## AUFGABE A
Schreib die Datenzeilen unverändert ab. Beginne bei der Zeile, die „card-caption-cashflow: 简易现金流量表 (178, 626, 248, 654)“ enthält, und hör erst nach der letzten Datenzeile auf.

## TEXTAUSZUG
════

Du öffnest im Konstruktor der Klasse OBERFLÄCHE ein neues Fenster. Wie willst du das bitte in ein bereits bestehendes einfügen? 
==> was soll der Code machen wenn er fertig ist?



> Nee...
> es reicht ja, wenn du mir es an einem Beispiel zeigst:


Sachen wie OOP KANN man nicht nur anhand von Beispielen lernen, und das wird dir jeder andere Programmierer bestätigen. Aber egal, dass kannst du ja auch später nachhohlen.


----------



## icarus2 (18. Jun 2009)

Also ich bin jetzt nicht sicher ob ich deine Frage richtig verstanden habe.... aber soweit ich das verstanden habe willst du in einen "Frame" einen "Haupt-Frame" einfügen. Dazu kann man für den inneren "Frame" z.B. einen JPanel verwenden.

Hier ein kuzer Beispiel-Code:

[Java]
import java.awt.*;
import javax.swing.*;
import javax.swing.border.*;


public class Surface extends JFrame{

	Container c;
	InnerSurface is;
	JPanel testPanel;
	JButton testButton;

	public Surface(){

		c = getContentPane();
		c.setLayout(new BorderLayout());

		testPanel = new JPanel();
		testPanel.setBorder(new EtchedBorder());
		testButton = new JButton("Test");
		testPanel.add(testButton);

		is = new InnerSurface();

		c.add(is, BorderLayout.CENTER);
		c.add(testPanel, BorderLayout.EAST);

	}


	public static void main(String[] args) {
		Surface frame = new Surface();
		frame.setVisible(true);
		frame.setDefaultCloseOperation(JFrame.EXIT_ON_CLOSE);

	}

}

class InnerSurface extends JPanel{

	protected void paintComponent(Graphics g){
		super.paintComponent(g);

		g.drawOval(50, 50, 50, 50);
	}

}
[/Java]

Ist halt einfach Swing und nicht AWT. Aber ich würde dir eh anraten Swing zu verwenden.


Wie gesagt, ich bin mir jetzt nicht sicher ob es das ist, was du möchtest, ich sehs ja dann ;-)


----------

════

## AUFGABE B
Gib den Textauszug ab den Worten „Sachen wie OOP“ bis einschließlich „auch später nachhohlen.“ wieder und setze dabei „Entwickler“ an die Stelle von „Programmierer“.

════

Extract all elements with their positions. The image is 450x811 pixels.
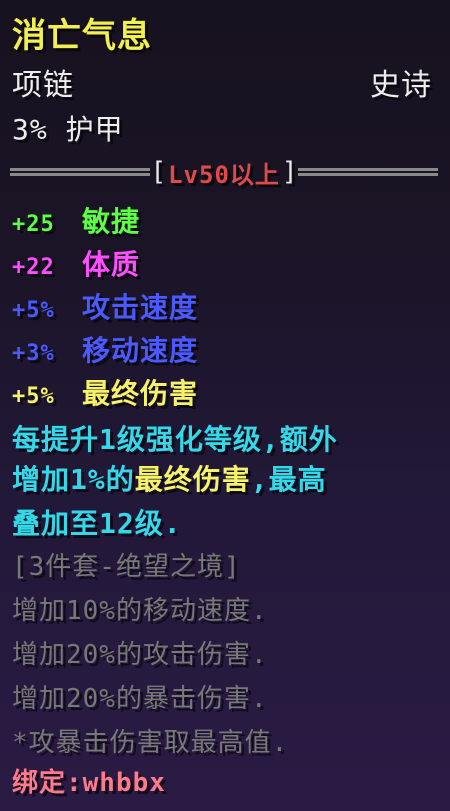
requirement-right-bracket: ] <box>281 157 298 187</box>
description-text: 增加1%的 <box>12 463 135 496</box>
stat-constitution: +22 体质 <box>12 243 140 283</box>
stat-attack-speed: +5% 攻击速度 <box>12 286 198 326</box>
stat-value: +3% <box>12 341 55 366</box>
stat-value: +5% <box>12 298 55 323</box>
item-armor: 3% 护甲 <box>12 113 124 146</box>
description-line: 每提升1级强化等级,额外 <box>12 423 338 456</box>
set-bonus-line: 增加10%的移动速度. <box>12 596 268 626</box>
stat-name: 攻击速度 <box>82 291 199 324</box>
description-text: ,最高 <box>250 463 327 496</box>
set-bonus-note: *攻暴击伤害取最高值. <box>12 728 289 758</box>
stat-name: 敏捷 <box>82 205 141 238</box>
binding-info: 绑定:whbbx <box>12 768 166 798</box>
description-line: 叠加至12级. <box>12 507 182 540</box>
stat-name: 体质 <box>82 248 141 281</box>
set-bonus-line: 增加20%的暴击伤害. <box>12 684 268 714</box>
description-highlight: 最终伤害 <box>134 463 251 496</box>
description-line: 增加1%的最终伤害,最高 <box>12 458 327 498</box>
item-name: 消亡气息 <box>12 16 152 56</box>
requirement-left-bracket: [ <box>150 157 167 187</box>
level-requirement: Lv50以上 <box>168 160 280 189</box>
set-bonus-line: 增加20%的攻击伤害. <box>12 640 268 670</box>
item-slot: 项链 <box>12 68 74 103</box>
item-tooltip: 消亡气息 项链 史诗 3% 护甲 [ Lv50以上 ] +25 敏捷 +22 体质 … <box>0 0 450 811</box>
set-bonus-title: [3件套-绝望之境] <box>12 552 241 582</box>
stat-agility: +25 敏捷 <box>12 200 140 240</box>
level-requirement-separator: [ Lv50以上 ] <box>10 152 439 192</box>
stat-value: +25 <box>12 212 55 237</box>
separator-left-line <box>10 168 151 176</box>
separator-right-line <box>297 168 439 176</box>
stat-name: 移动速度 <box>82 334 199 367</box>
stat-value: +22 <box>12 255 55 280</box>
stat-final-damage: +5% 最终伤害 <box>12 372 198 412</box>
stat-name: 最终伤害 <box>82 377 199 410</box>
item-rarity: 史诗 <box>370 68 432 103</box>
stat-value: +5% <box>12 384 55 409</box>
stat-move-speed: +3% 移动速度 <box>12 329 198 369</box>
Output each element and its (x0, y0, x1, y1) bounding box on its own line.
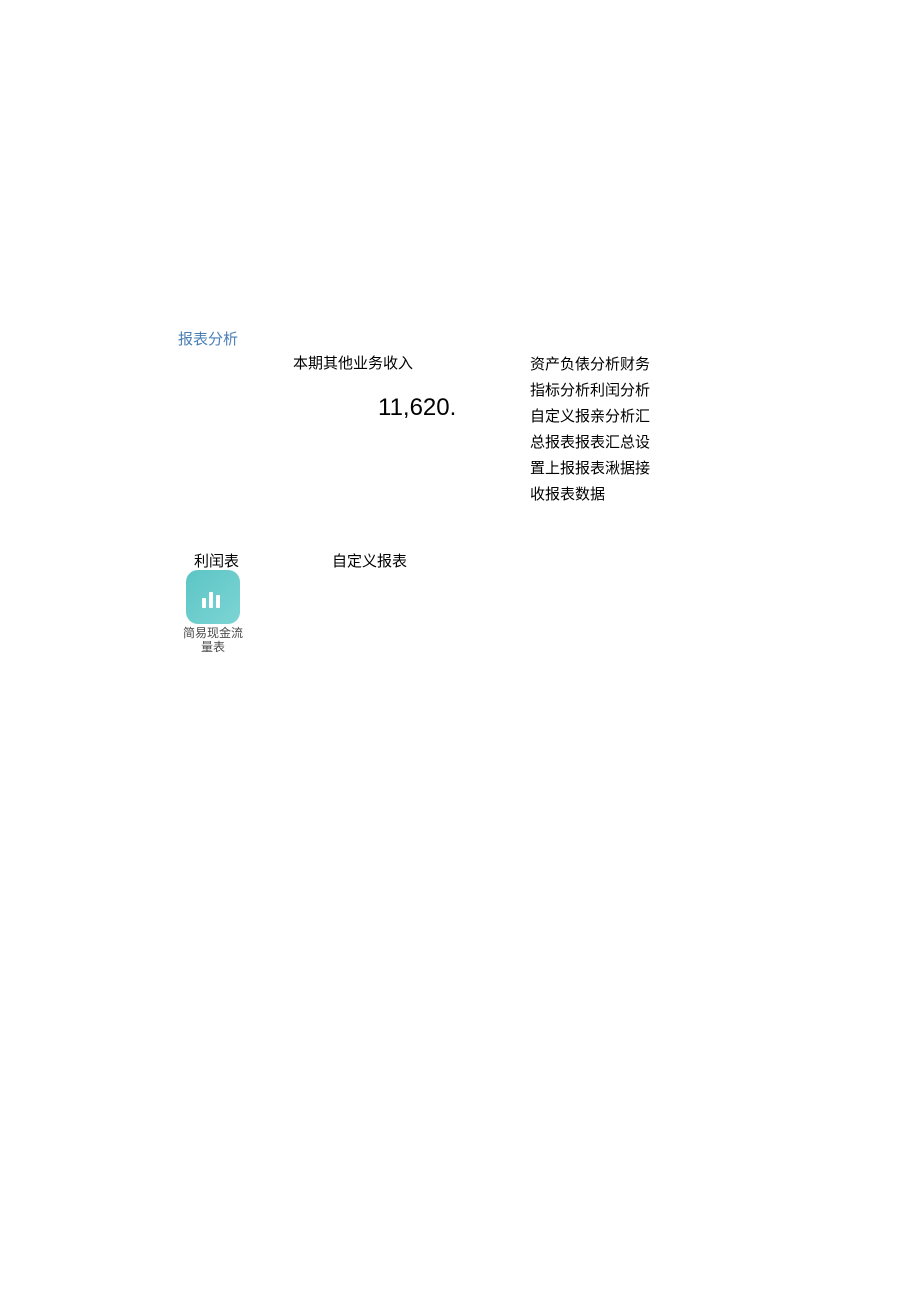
card-caption-cashflow: 简易现金流量表 (178, 626, 248, 654)
bar-chart-icon (198, 582, 228, 612)
cash-flow-icon[interactable] (186, 570, 240, 624)
section-title: 报表分析 (178, 328, 238, 349)
metric-label: 本期其他业务收入 (293, 352, 413, 373)
card-label-profit: 利闰表 (194, 550, 239, 571)
card-label-custom: 自定义报表 (332, 550, 407, 571)
sidebar-menu-text: 资产负俵分析财务指标分析利闰分析自定义报亲分析汇总报表报表汇总设置上报报表湫据接… (530, 352, 655, 508)
metric-value: 11,620. (378, 394, 456, 422)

════

## LÖSUNG A
card-caption-cashflow: 简易现金流量表 (178, 626, 248, 654)
bar-chart-icon (198, 582, 228, 612)
cash-flow-icon[interactable] (186, 570, 240, 624)
section-title: 报表分析 (178, 328, 238, 349)
metric-label: 本期其他业务收入 (293, 352, 413, 373)
card-label-profit: 利闰表 (194, 550, 239, 571)
card-label-custom: 自定义报表 (332, 550, 407, 571)
sidebar-menu-text: 资产负俵分析财务指标分析利闰分析自定义报亲分析汇总报表报表汇总设置上报报表湫据接… (530, 352, 655, 508)
metric-value: 11,620. (378, 394, 456, 422)

## LÖSUNG B
Sachen wie OOP KANN man nicht nur anhand von Beispielen lernen, und das wird dir jeder andere Entwickler bestätigen. Aber egal, dass kannst du ja auch später nachhohlen.